* WHAT IS EXPECTED
In the material below, identify each line bearing the word "label". Reproduce those lines.

Data records:
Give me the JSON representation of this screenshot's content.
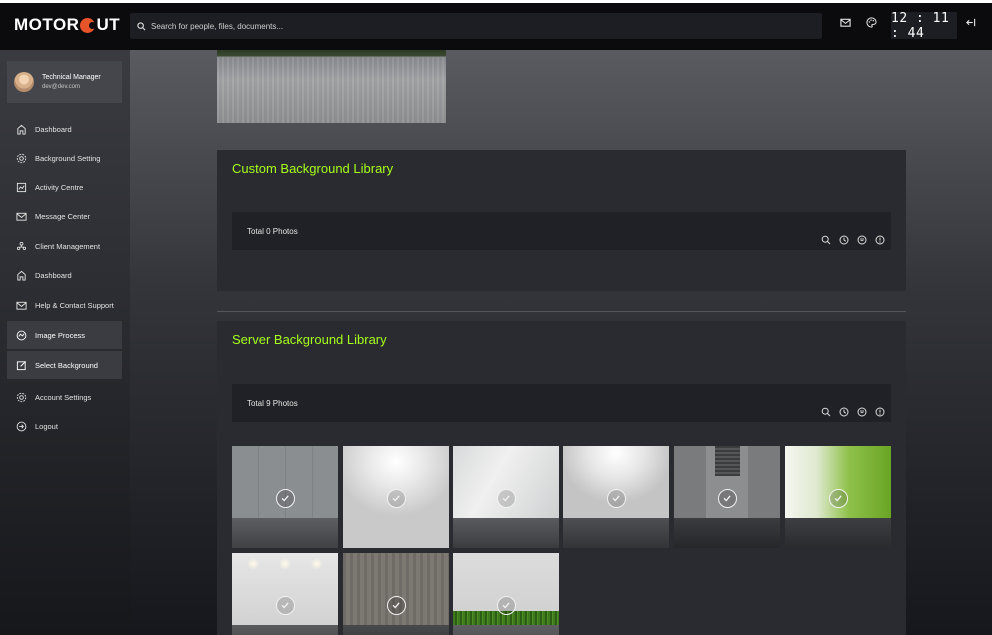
{
  "app": {
    "logo_left": "MOTOR",
    "logo_right": "UT",
    "search_placeholder": "Search for people, files, documents...",
    "clock": "12 : 11 : 44",
    "icons": [
      "mail-icon",
      "palette-icon",
      "logout-arrow-icon"
    ]
  },
  "profile": {
    "name": "Technical Manager",
    "email": "dev@dev.com"
  },
  "sidebar": {
    "items": [
      {
        "label": "Dashboard",
        "icon": "home-icon"
      },
      {
        "label": "Background Setting",
        "icon": "gear-icon"
      },
      {
        "label": "Activity Centre",
        "icon": "activity-icon"
      },
      {
        "label": "Message Center",
        "icon": "mail-icon"
      },
      {
        "label": "Client Management",
        "icon": "users-icon"
      },
      {
        "label": "Dashboard",
        "icon": "home-icon"
      },
      {
        "label": "Help & Contact Support",
        "icon": "mail-icon"
      },
      {
        "label": "Image Process",
        "icon": "process-icon"
      },
      {
        "label": "Select Background",
        "icon": "edit-image-icon"
      },
      {
        "label": "Account Settings",
        "icon": "gear-icon"
      },
      {
        "label": "Logout",
        "icon": "logout-icon"
      }
    ],
    "active": [
      "Image Process",
      "Select Background"
    ]
  },
  "custom_library": {
    "title": "Custom Background Library",
    "count": "Total 0 Photos"
  },
  "server_library": {
    "title": "Server Background Library",
    "count": "Total 9 Photos"
  },
  "toolbar_icons": [
    "search-icon",
    "history-icon",
    "filter-icon",
    "info-icon"
  ],
  "thumbnails": [
    {
      "name": "concrete-wall"
    },
    {
      "name": "white-spotlight-studio"
    },
    {
      "name": "white-light-wall"
    },
    {
      "name": "white-spotlight-dark-floor"
    },
    {
      "name": "grey-concrete-panel"
    },
    {
      "name": "green-mosaic"
    },
    {
      "name": "white-wall-lights"
    },
    {
      "name": "wood-concrete-wall"
    },
    {
      "name": "white-wall-grass"
    }
  ],
  "colors": {
    "accent_green": "#a6ff1a",
    "logo_orange": "#e8542a"
  }
}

* ANSWER TO THE PROBLEM
        "label": "Dashboard",
        "label": "Background Setting",
        "label": "Activity Centre",
        "label": "Message Center",
        "label": "Client Management",
        "label": "Dashboard",
        "label": "Help & Contact Support",
        "label": "Image Process",
        "label": "Select Background",
        "label": "Account Settings",
        "label": "Logout",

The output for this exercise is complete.